[Records from a data source]

★ ★ ★

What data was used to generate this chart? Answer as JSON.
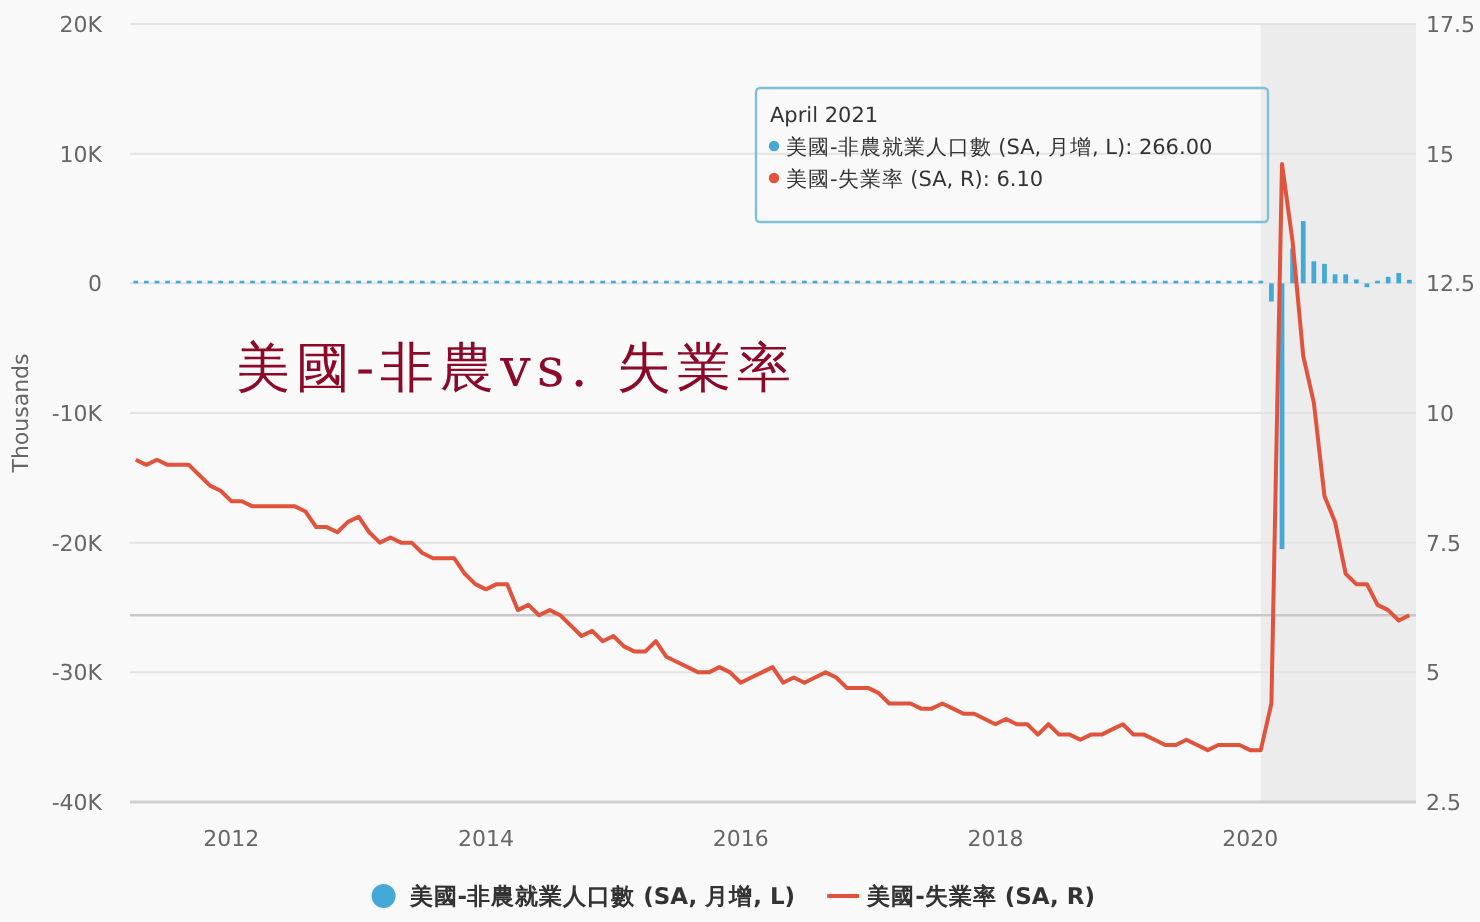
{
  "chart_data": {
    "type": "line",
    "title": "美國-非農vs. 失業率",
    "ylabel": "Thousands",
    "x": [
      "2011-04",
      "2011-05",
      "2011-06",
      "2011-07",
      "2011-08",
      "2011-09",
      "2011-10",
      "2011-11",
      "2011-12",
      "2012-01",
      "2012-02",
      "2012-03",
      "2012-04",
      "2012-05",
      "2012-06",
      "2012-07",
      "2012-08",
      "2012-09",
      "2012-10",
      "2012-11",
      "2012-12",
      "2013-01",
      "2013-02",
      "2013-03",
      "2013-04",
      "2013-05",
      "2013-06",
      "2013-07",
      "2013-08",
      "2013-09",
      "2013-10",
      "2013-11",
      "2013-12",
      "2014-01",
      "2014-02",
      "2014-03",
      "2014-04",
      "2014-05",
      "2014-06",
      "2014-07",
      "2014-08",
      "2014-09",
      "2014-10",
      "2014-11",
      "2014-12",
      "2015-01",
      "2015-02",
      "2015-03",
      "2015-04",
      "2015-05",
      "2015-06",
      "2015-07",
      "2015-08",
      "2015-09",
      "2015-10",
      "2015-11",
      "2015-12",
      "2016-01",
      "2016-02",
      "2016-03",
      "2016-04",
      "2016-05",
      "2016-06",
      "2016-07",
      "2016-08",
      "2016-09",
      "2016-10",
      "2016-11",
      "2016-12",
      "2017-01",
      "2017-02",
      "2017-03",
      "2017-04",
      "2017-05",
      "2017-06",
      "2017-07",
      "2017-08",
      "2017-09",
      "2017-10",
      "2017-11",
      "2017-12",
      "2018-01",
      "2018-02",
      "2018-03",
      "2018-04",
      "2018-05",
      "2018-06",
      "2018-07",
      "2018-08",
      "2018-09",
      "2018-10",
      "2018-11",
      "2018-12",
      "2019-01",
      "2019-02",
      "2019-03",
      "2019-04",
      "2019-05",
      "2019-06",
      "2019-07",
      "2019-08",
      "2019-09",
      "2019-10",
      "2019-11",
      "2019-12",
      "2020-01",
      "2020-02",
      "2020-03",
      "2020-04",
      "2020-05",
      "2020-06",
      "2020-07",
      "2020-08",
      "2020-09",
      "2020-10",
      "2020-11",
      "2020-12",
      "2021-01",
      "2021-02",
      "2021-03",
      "2021-04"
    ],
    "series": [
      {
        "name": "美國-非農就業人口數 (SA, 月增, L)",
        "type": "bar",
        "color": "#45a9d8",
        "values": [
          200,
          200,
          200,
          200,
          200,
          200,
          200,
          200,
          200,
          200,
          200,
          200,
          200,
          200,
          200,
          200,
          200,
          200,
          200,
          200,
          200,
          200,
          200,
          200,
          200,
          200,
          200,
          200,
          200,
          200,
          200,
          200,
          200,
          200,
          200,
          200,
          200,
          200,
          200,
          200,
          200,
          200,
          200,
          200,
          200,
          200,
          200,
          200,
          200,
          200,
          200,
          200,
          200,
          200,
          200,
          200,
          200,
          200,
          200,
          200,
          200,
          200,
          200,
          200,
          200,
          200,
          200,
          200,
          200,
          200,
          200,
          200,
          200,
          200,
          200,
          200,
          200,
          200,
          200,
          200,
          200,
          200,
          200,
          200,
          200,
          200,
          200,
          200,
          200,
          200,
          200,
          200,
          200,
          200,
          200,
          200,
          200,
          200,
          200,
          200,
          200,
          200,
          200,
          200,
          200,
          200,
          200,
          -1400,
          -20500,
          2700,
          4800,
          1700,
          1500,
          700,
          700,
          300,
          -300,
          200,
          500,
          800,
          266
        ]
      },
      {
        "name": "美國-失業率 (SA, R)",
        "axis": "y2",
        "color": "#e0533c",
        "values": [
          9.1,
          9.0,
          9.1,
          9.0,
          9.0,
          9.0,
          8.8,
          8.6,
          8.5,
          8.3,
          8.3,
          8.2,
          8.2,
          8.2,
          8.2,
          8.2,
          8.1,
          7.8,
          7.8,
          7.7,
          7.9,
          8.0,
          7.7,
          7.5,
          7.6,
          7.5,
          7.5,
          7.3,
          7.2,
          7.2,
          7.2,
          6.9,
          6.7,
          6.6,
          6.7,
          6.7,
          6.2,
          6.3,
          6.1,
          6.2,
          6.1,
          5.9,
          5.7,
          5.8,
          5.6,
          5.7,
          5.5,
          5.4,
          5.4,
          5.6,
          5.3,
          5.2,
          5.1,
          5.0,
          5.0,
          5.1,
          5.0,
          4.8,
          4.9,
          5.0,
          5.1,
          4.8,
          4.9,
          4.8,
          4.9,
          5.0,
          4.9,
          4.7,
          4.7,
          4.7,
          4.6,
          4.4,
          4.4,
          4.4,
          4.3,
          4.3,
          4.4,
          4.3,
          4.2,
          4.2,
          4.1,
          4.0,
          4.1,
          4.0,
          4.0,
          3.8,
          4.0,
          3.8,
          3.8,
          3.7,
          3.8,
          3.8,
          3.9,
          4.0,
          3.8,
          3.8,
          3.7,
          3.6,
          3.6,
          3.7,
          3.6,
          3.5,
          3.6,
          3.6,
          3.6,
          3.5,
          3.5,
          4.4,
          14.8,
          13.3,
          11.1,
          10.2,
          8.4,
          7.9,
          6.9,
          6.7,
          6.7,
          6.3,
          6.2,
          6.0,
          6.1
        ]
      }
    ],
    "xlim": [
      "2011-03-15",
      "2021-04-20"
    ],
    "xticks": [
      "2012",
      "2014",
      "2016",
      "2018",
      "2020"
    ],
    "ylim": [
      -40000,
      20000
    ],
    "yticks": [
      {
        "value": -40000,
        "label": "-40K"
      },
      {
        "value": -30000,
        "label": "-30K"
      },
      {
        "value": -20000,
        "label": "-20K"
      },
      {
        "value": -10000,
        "label": "-10K"
      },
      0,
      {
        "value": 10000,
        "label": "10K"
      },
      {
        "value": 20000,
        "label": "20K"
      }
    ],
    "y2lim": [
      2.5,
      17.5
    ],
    "y2ticks": [
      2.5,
      5,
      7.5,
      10,
      12.5,
      15,
      17.5
    ],
    "grid": "y",
    "legend": "bottom",
    "bands": [
      {
        "axis": "x",
        "from": "2020-02",
        "to": "2021-04-20",
        "color": "#ececec"
      }
    ],
    "ref_lines": [
      {
        "axis": "y2",
        "value": 6.1,
        "color": "#c8c8c8"
      }
    ],
    "annotations": [
      "April 2021",
      "美國-非農就業人口數 (SA, 月增, L): 266.00",
      "美國-失業率 (SA, R): 6.10"
    ]
  }
}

★ ★ ★

WHAT IS EXPECTED: Retype all of the entries exactly as written, leaving out any images.

ANSWER TO THE PROBLEM:
What data was used to generate this chart? Answer as JSON.
{
  "chart_data": {
    "type": "line",
    "title": "美國-非農vs. 失業率",
    "ylabel": "Thousands",
    "x": [
      "2011-04",
      "2011-05",
      "2011-06",
      "2011-07",
      "2011-08",
      "2011-09",
      "2011-10",
      "2011-11",
      "2011-12",
      "2012-01",
      "2012-02",
      "2012-03",
      "2012-04",
      "2012-05",
      "2012-06",
      "2012-07",
      "2012-08",
      "2012-09",
      "2012-10",
      "2012-11",
      "2012-12",
      "2013-01",
      "2013-02",
      "2013-03",
      "2013-04",
      "2013-05",
      "2013-06",
      "2013-07",
      "2013-08",
      "2013-09",
      "2013-10",
      "2013-11",
      "2013-12",
      "2014-01",
      "2014-02",
      "2014-03",
      "2014-04",
      "2014-05",
      "2014-06",
      "2014-07",
      "2014-08",
      "2014-09",
      "2014-10",
      "2014-11",
      "2014-12",
      "2015-01",
      "2015-02",
      "2015-03",
      "2015-04",
      "2015-05",
      "2015-06",
      "2015-07",
      "2015-08",
      "2015-09",
      "2015-10",
      "2015-11",
      "2015-12",
      "2016-01",
      "2016-02",
      "2016-03",
      "2016-04",
      "2016-05",
      "2016-06",
      "2016-07",
      "2016-08",
      "2016-09",
      "2016-10",
      "2016-11",
      "2016-12",
      "2017-01",
      "2017-02",
      "2017-03",
      "2017-04",
      "2017-05",
      "2017-06",
      "2017-07",
      "2017-08",
      "2017-09",
      "2017-10",
      "2017-11",
      "2017-12",
      "2018-01",
      "2018-02",
      "2018-03",
      "2018-04",
      "2018-05",
      "2018-06",
      "2018-07",
      "2018-08",
      "2018-09",
      "2018-10",
      "2018-11",
      "2018-12",
      "2019-01",
      "2019-02",
      "2019-03",
      "2019-04",
      "2019-05",
      "2019-06",
      "2019-07",
      "2019-08",
      "2019-09",
      "2019-10",
      "2019-11",
      "2019-12",
      "2020-01",
      "2020-02",
      "2020-03",
      "2020-04",
      "2020-05",
      "2020-06",
      "2020-07",
      "2020-08",
      "2020-09",
      "2020-10",
      "2020-11",
      "2020-12",
      "2021-01",
      "2021-02",
      "2021-03",
      "2021-04"
    ],
    "series": [
      {
        "name": "美國-非農就業人口數 (SA, 月增, L)",
        "type": "bar",
        "color": "#45a9d8",
        "values": [
          200,
          200,
          200,
          200,
          200,
          200,
          200,
          200,
          200,
          200,
          200,
          200,
          200,
          200,
          200,
          200,
          200,
          200,
          200,
          200,
          200,
          200,
          200,
          200,
          200,
          200,
          200,
          200,
          200,
          200,
          200,
          200,
          200,
          200,
          200,
          200,
          200,
          200,
          200,
          200,
          200,
          200,
          200,
          200,
          200,
          200,
          200,
          200,
          200,
          200,
          200,
          200,
          200,
          200,
          200,
          200,
          200,
          200,
          200,
          200,
          200,
          200,
          200,
          200,
          200,
          200,
          200,
          200,
          200,
          200,
          200,
          200,
          200,
          200,
          200,
          200,
          200,
          200,
          200,
          200,
          200,
          200,
          200,
          200,
          200,
          200,
          200,
          200,
          200,
          200,
          200,
          200,
          200,
          200,
          200,
          200,
          200,
          200,
          200,
          200,
          200,
          200,
          200,
          200,
          200,
          200,
          200,
          -1400,
          -20500,
          2700,
          4800,
          1700,
          1500,
          700,
          700,
          300,
          -300,
          200,
          500,
          800,
          266
        ]
      },
      {
        "name": "美國-失業率 (SA, R)",
        "axis": "y2",
        "color": "#e0533c",
        "values": [
          9.1,
          9.0,
          9.1,
          9.0,
          9.0,
          9.0,
          8.8,
          8.6,
          8.5,
          8.3,
          8.3,
          8.2,
          8.2,
          8.2,
          8.2,
          8.2,
          8.1,
          7.8,
          7.8,
          7.7,
          7.9,
          8.0,
          7.7,
          7.5,
          7.6,
          7.5,
          7.5,
          7.3,
          7.2,
          7.2,
          7.2,
          6.9,
          6.7,
          6.6,
          6.7,
          6.7,
          6.2,
          6.3,
          6.1,
          6.2,
          6.1,
          5.9,
          5.7,
          5.8,
          5.6,
          5.7,
          5.5,
          5.4,
          5.4,
          5.6,
          5.3,
          5.2,
          5.1,
          5.0,
          5.0,
          5.1,
          5.0,
          4.8,
          4.9,
          5.0,
          5.1,
          4.8,
          4.9,
          4.8,
          4.9,
          5.0,
          4.9,
          4.7,
          4.7,
          4.7,
          4.6,
          4.4,
          4.4,
          4.4,
          4.3,
          4.3,
          4.4,
          4.3,
          4.2,
          4.2,
          4.1,
          4.0,
          4.1,
          4.0,
          4.0,
          3.8,
          4.0,
          3.8,
          3.8,
          3.7,
          3.8,
          3.8,
          3.9,
          4.0,
          3.8,
          3.8,
          3.7,
          3.6,
          3.6,
          3.7,
          3.6,
          3.5,
          3.6,
          3.6,
          3.6,
          3.5,
          3.5,
          4.4,
          14.8,
          13.3,
          11.1,
          10.2,
          8.4,
          7.9,
          6.9,
          6.7,
          6.7,
          6.3,
          6.2,
          6.0,
          6.1
        ]
      }
    ],
    "xlim": [
      "2011-03-15",
      "2021-04-20"
    ],
    "xticks": [
      "2012",
      "2014",
      "2016",
      "2018",
      "2020"
    ],
    "ylim": [
      -40000,
      20000
    ],
    "yticks": [
      {
        "value": -40000,
        "label": "-40K"
      },
      {
        "value": -30000,
        "label": "-30K"
      },
      {
        "value": -20000,
        "label": "-20K"
      },
      {
        "value": -10000,
        "label": "-10K"
      },
      0,
      {
        "value": 10000,
        "label": "10K"
      },
      {
        "value": 20000,
        "label": "20K"
      }
    ],
    "y2lim": [
      2.5,
      17.5
    ],
    "y2ticks": [
      2.5,
      5,
      7.5,
      10,
      12.5,
      15,
      17.5
    ],
    "grid": "y",
    "legend": "bottom",
    "bands": [
      {
        "axis": "x",
        "from": "2020-02",
        "to": "2021-04-20",
        "color": "#ececec"
      }
    ],
    "ref_lines": [
      {
        "axis": "y2",
        "value": 6.1,
        "color": "#c8c8c8"
      }
    ],
    "annotations": [
      "April 2021",
      "美國-非農就業人口數 (SA, 月增, L): 266.00",
      "美國-失業率 (SA, R): 6.10"
    ]
  }
}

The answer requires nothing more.